Written task:
In the data below, locate each line with the word "SDTVAR" and list it.

Entries provided:

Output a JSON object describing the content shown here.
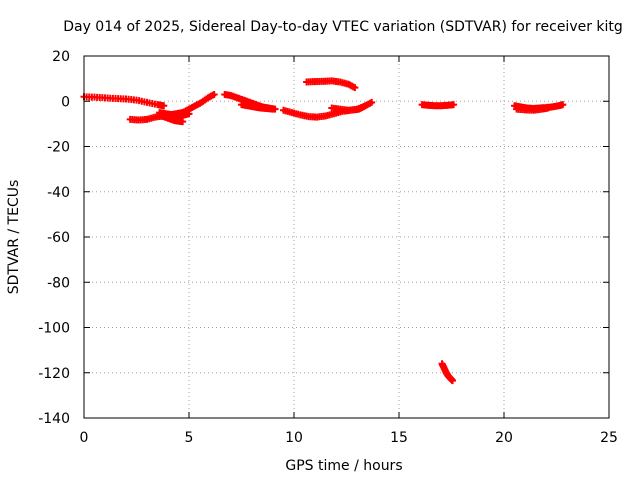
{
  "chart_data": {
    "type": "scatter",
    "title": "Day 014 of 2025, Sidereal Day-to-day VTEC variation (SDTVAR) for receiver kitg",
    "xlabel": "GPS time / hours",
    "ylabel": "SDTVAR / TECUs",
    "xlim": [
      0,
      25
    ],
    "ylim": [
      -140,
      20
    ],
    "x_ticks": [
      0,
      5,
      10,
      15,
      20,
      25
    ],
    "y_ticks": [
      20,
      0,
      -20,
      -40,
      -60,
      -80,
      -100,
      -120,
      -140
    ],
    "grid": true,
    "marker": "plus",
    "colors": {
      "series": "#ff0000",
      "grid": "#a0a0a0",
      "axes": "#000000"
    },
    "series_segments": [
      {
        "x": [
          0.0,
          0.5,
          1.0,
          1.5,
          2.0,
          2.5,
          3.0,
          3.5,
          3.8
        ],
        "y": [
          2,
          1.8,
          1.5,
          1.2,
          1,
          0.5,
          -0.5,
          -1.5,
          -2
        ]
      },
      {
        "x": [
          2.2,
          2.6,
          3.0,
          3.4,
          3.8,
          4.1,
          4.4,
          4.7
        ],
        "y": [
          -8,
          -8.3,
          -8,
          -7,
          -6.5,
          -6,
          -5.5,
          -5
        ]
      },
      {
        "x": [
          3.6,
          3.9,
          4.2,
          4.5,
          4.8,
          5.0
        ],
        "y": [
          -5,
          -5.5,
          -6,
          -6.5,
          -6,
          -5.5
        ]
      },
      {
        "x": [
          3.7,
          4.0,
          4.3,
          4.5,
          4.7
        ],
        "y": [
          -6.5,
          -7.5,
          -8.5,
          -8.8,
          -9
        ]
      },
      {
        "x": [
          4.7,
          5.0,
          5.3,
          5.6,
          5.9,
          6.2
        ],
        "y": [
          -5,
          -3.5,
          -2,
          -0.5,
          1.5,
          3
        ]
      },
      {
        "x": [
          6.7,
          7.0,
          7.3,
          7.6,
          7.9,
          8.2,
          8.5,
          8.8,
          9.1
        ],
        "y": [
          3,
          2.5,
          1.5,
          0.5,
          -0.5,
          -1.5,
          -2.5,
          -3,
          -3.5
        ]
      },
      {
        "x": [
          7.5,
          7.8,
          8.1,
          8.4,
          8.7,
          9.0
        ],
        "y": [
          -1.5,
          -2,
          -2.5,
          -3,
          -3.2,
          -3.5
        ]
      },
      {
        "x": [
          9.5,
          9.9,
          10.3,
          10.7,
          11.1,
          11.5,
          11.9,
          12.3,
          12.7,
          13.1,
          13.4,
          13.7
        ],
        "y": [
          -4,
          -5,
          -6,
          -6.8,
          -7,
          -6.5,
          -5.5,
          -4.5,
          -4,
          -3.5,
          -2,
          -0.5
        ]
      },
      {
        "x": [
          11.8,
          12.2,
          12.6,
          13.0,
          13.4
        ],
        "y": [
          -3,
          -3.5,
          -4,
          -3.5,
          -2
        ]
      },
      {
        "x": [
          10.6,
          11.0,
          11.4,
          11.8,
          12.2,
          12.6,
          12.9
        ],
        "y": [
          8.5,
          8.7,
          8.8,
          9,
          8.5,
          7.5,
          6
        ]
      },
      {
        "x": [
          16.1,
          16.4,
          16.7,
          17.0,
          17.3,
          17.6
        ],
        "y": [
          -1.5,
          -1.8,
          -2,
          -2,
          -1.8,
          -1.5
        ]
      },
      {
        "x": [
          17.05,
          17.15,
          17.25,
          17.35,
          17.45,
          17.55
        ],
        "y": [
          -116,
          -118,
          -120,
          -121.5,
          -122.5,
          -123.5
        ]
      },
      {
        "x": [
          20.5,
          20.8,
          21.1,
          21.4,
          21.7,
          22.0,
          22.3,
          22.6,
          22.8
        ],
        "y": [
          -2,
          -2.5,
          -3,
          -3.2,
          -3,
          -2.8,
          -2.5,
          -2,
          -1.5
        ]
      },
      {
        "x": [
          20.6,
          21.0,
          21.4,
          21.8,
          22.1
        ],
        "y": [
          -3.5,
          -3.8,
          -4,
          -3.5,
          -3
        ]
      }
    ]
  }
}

Exercise solution:
    "title": "Day 014 of 2025, Sidereal Day-to-day VTEC variation (SDTVAR) for receiver kitg",
    "ylabel": "SDTVAR / TECUs",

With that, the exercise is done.